■ **Text block**
┄┄┄┄┄┄┄┄┄┄┄┄┄┄┄┄┄┄┄┄

Despite this enthusiastic reception, Grieg actually had some difficulty in persuading a publisher to accept the concerto—surely one of the ironies of business history. In fact, the piece was ushered into print only in 1872. It was, therefore, with merely the manuscript in his hand that Grieg visited Liszt in Rome in 1870 in order to get the great man’s blessing for his creative efforts. Liszt, surrounded by a coterie of admiring female acolytes, sight-read the piece with expert aplomb. He was gratifyingly captivated by the national elements in the work, and especially the modal inflections of the grand tune at the close. According to Grieg himself: ‘He stretched out his arm commandingly like an emperor and shouted “G, G! Not G sharp! Bravo!”.’ Taking farewell of his delighted younger colleague, he added the unforgettable words: ‘You carry on, my friend. You have the right stuff in you. And don’t ever let them frighten you!’

It is simple to see what attracted Liszt and Rubinstein in what was soon to become the most popular of all concertos. There is, to be sure, little that is original about the structure of the work—a more or less ‘sonata-form-made-easy’ Allegro molto moderato first movement, a hymn-like Adagio second movement (shades of Beethoven’s Emperor here), and an acerbically bouncy Allegro moderato molto e marcato finale, clearly influenced by the vigorous Halling folk-dance (in Grieg’s day a fixture at Norwegian weddings). But what really scores is the concerto’s magnificently memorable melodic invention—still irresistible even after 140 years of over-exposure—and the quasi-herbal intensity of its harmonization.

The latter has often-overlooked links to Mendelssohn’s so-called ‘Ossianic manner’: not surprisingly, perhaps, as both composers were influenced by Nordic national music. Indeed, the first subject tune of Grieg’s opening movement has a very similar harmonic and melodic outline to the Allegro theme of the first movement of Mendelssohn’s Scottish Symphony, just as the famous ‘Hall of the Mountain King’ from Peer Gynt exactly follows a harmonic scheme from the Hebrides Overture (it is no coincidence that the Grieg pieces are also in the same keys as the Mendelssohn). Another unmistakeable allusion is to Schumann’s piano concerto. Grieg obviously adapted its opening flourish to begin his own work—possibly a memory of student days in Leipzig, when he heard Clara Schumann herself play her husband’s masterpiece.

But if the Grieg concerto looks back to Schumann and Mendelssohn, it also looks forward to Ignacy Paderewski, who might almost have had the Norwegian composer’s score wide open on his desk when he wrote his own A minor piano concerto in 1888. Grieg’s wonderful work had swiftly become a template for the ‘national’ concerto style. Now, Paderewski’s piece is an impressive achievement—so why is it so little played in comparison to its forebear? The answer is simple: Grieg, like the devil, has all the best tunes.

┄┄┄┄┄┄┄┄┄┄┄┄┄┄┄┄┄┄┄┄

■ **What to produce**
Answer these questions using the passage on Grieg's piano concerto.
1. In what year was the concerto finally published?
2. Which folk dance influenced the finale?
3. In what year did Paderewski write his A minor piano concerto?
The lines have no connection to the passage on Grieg's piano concerto.

■ **Information shown**
┄┄┄┄┄┄┄┄┄┄┄┄┄┄┄┄┄┄┄┄

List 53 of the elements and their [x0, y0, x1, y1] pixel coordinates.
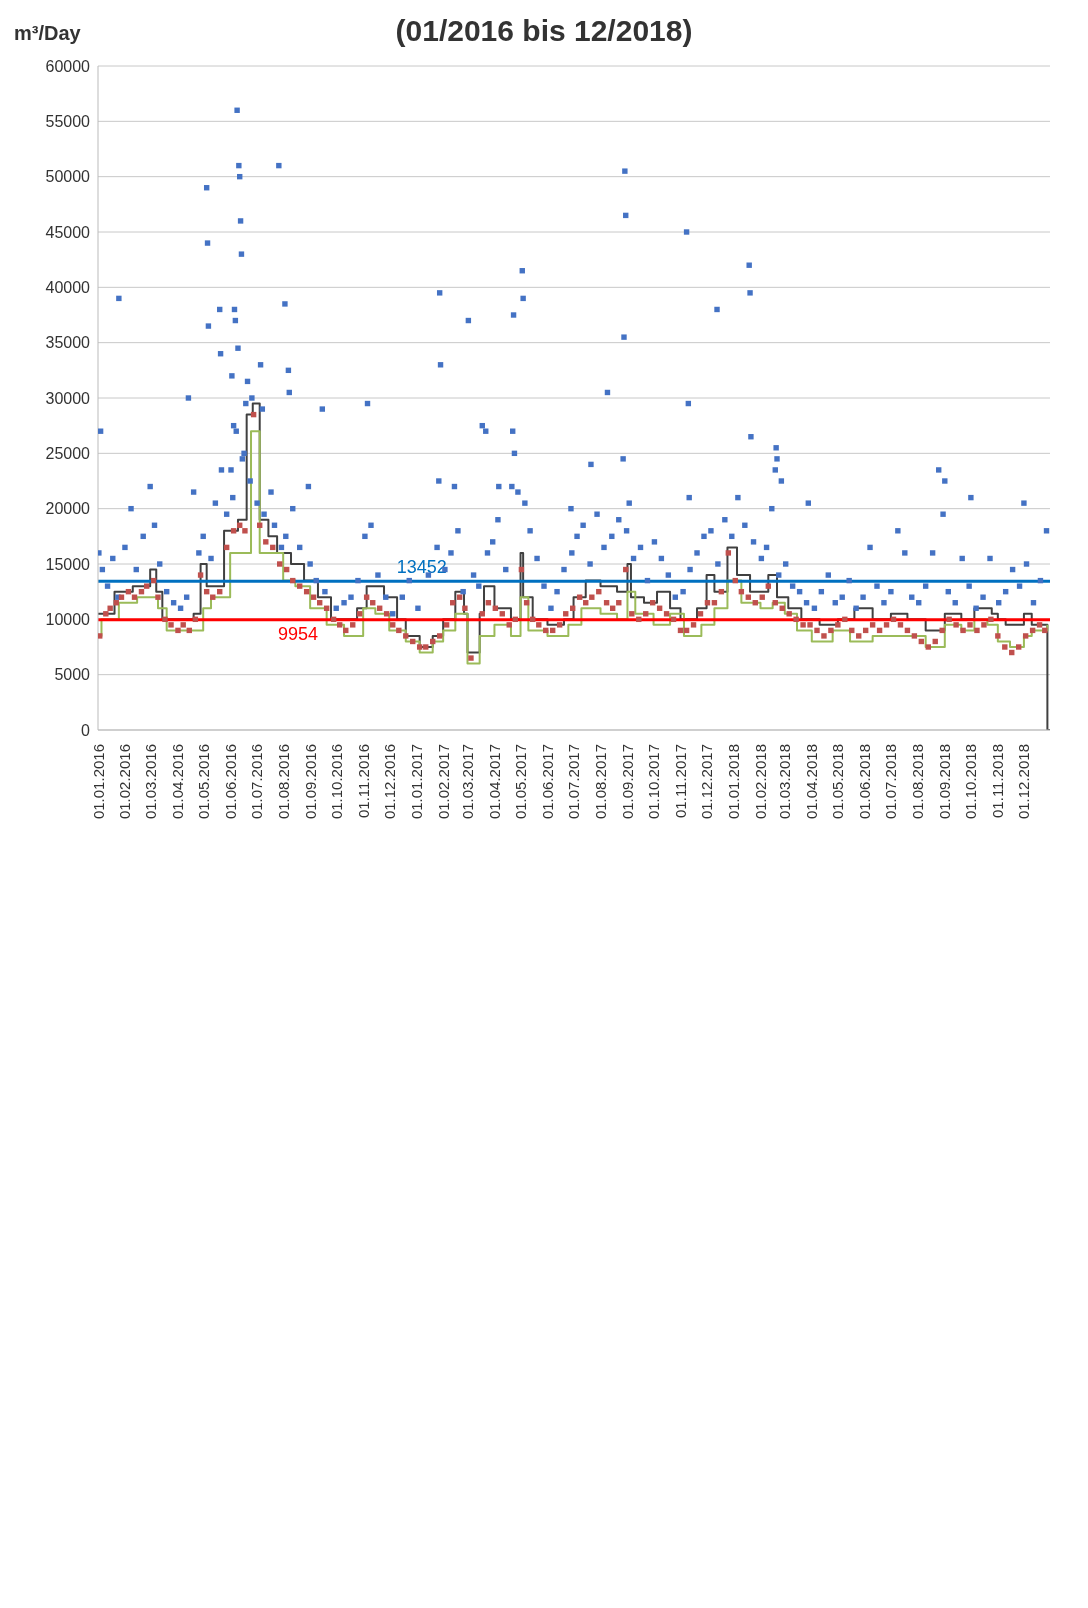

┄┄┄┄┄┄┄┄┄┄┄┄┄┄┄┄┄┄┄┄

■ **Response**
1. 1872
2. The Halling
3. 1888